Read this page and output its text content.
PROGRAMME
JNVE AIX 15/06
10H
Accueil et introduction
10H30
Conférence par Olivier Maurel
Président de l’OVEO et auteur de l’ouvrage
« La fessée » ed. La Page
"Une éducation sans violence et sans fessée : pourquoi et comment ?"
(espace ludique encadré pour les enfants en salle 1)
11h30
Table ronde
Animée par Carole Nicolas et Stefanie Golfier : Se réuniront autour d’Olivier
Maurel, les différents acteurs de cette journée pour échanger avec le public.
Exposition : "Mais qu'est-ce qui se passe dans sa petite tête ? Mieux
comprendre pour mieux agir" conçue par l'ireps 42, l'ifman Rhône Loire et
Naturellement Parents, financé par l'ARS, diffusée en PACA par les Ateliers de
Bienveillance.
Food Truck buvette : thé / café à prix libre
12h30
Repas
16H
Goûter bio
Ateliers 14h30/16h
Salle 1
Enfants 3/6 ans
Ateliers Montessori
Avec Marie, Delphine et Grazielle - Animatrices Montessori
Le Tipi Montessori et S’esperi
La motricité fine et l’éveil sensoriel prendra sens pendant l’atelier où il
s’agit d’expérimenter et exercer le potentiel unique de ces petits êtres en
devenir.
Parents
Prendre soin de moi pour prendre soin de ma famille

### Task brief
Can you restate every record above word for word?

### Expected output
Read this page and output its text content.
PROGRAMME
JNVE AIX 15/06
10H
Accueil et introduction
10H30
Conférence par Olivier Maurel
Président de l’OVEO et auteur de l’ouvrage
« La fessée » ed. La Page
"Une éducation sans violence et sans fessée : pourquoi et comment ?"
(espace ludique encadré pour les enfants en salle 1)
11h30
Table ronde
Animée par Carole Nicolas et Stefanie Golfier : Se réuniront autour d’Olivier
Maurel, les différents acteurs de cette journée pour échanger avec le public.
Exposition : "Mais qu'est-ce qui se passe dans sa petite tête ? Mieux
comprendre pour mieux agir" conçue par l'ireps 42, l'ifman Rhône Loire et
Naturellement Parents, financé par l'ARS, diffusée en PACA par les Ateliers de
Bienveillance.
Food Truck buvette : thé / café à prix libre
12h30
Repas
16H
Goûter bio
Ateliers 14h30/16h
Salle 1
Enfants 3/6 ans
Ateliers Montessori
Avec Marie, Delphine et Grazielle - Animatrices Montessori
Le Tipi Montessori et S’esperi
La motricité fine et l’éveil sensoriel prendra sens pendant l’atelier où il
s’agit d’expérimenter et exercer le potentiel unique de ces petits êtres en
devenir.
Parents
Prendre soin de moi pour prendre soin de ma famille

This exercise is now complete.